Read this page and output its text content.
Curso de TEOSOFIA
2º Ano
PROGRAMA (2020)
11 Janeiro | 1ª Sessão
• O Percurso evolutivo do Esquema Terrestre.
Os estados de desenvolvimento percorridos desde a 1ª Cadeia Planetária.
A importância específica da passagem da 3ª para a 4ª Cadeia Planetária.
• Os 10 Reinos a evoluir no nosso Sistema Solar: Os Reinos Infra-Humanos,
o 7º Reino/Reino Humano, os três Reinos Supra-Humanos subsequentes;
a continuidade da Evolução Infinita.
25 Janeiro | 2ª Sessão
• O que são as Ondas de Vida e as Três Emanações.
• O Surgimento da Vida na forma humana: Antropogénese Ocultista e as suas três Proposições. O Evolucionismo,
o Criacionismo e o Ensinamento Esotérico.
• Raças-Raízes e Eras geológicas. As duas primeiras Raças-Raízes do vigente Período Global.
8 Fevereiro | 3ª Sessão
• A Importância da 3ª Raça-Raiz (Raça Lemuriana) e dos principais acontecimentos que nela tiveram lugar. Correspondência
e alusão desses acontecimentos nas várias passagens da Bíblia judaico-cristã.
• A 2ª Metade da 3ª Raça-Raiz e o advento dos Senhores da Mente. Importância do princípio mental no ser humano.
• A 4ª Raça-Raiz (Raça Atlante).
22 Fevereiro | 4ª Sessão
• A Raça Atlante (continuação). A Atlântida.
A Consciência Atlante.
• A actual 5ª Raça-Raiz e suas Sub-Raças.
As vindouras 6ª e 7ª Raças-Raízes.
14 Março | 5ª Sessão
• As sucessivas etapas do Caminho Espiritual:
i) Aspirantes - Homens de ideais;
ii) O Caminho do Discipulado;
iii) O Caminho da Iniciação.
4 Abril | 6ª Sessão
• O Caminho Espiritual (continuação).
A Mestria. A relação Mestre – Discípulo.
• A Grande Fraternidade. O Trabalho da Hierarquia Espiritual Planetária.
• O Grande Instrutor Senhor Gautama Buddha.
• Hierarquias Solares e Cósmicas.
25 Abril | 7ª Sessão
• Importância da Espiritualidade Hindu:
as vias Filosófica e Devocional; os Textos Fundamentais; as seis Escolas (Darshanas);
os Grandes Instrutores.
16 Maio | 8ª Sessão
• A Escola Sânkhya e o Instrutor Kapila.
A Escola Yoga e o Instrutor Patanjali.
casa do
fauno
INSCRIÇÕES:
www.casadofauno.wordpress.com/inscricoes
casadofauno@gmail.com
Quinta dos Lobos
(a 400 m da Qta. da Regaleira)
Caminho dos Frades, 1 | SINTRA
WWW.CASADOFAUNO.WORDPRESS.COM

What you will do -> Count how many lines above carry the word "Raiz". Only the number is required.

Answer below -> 4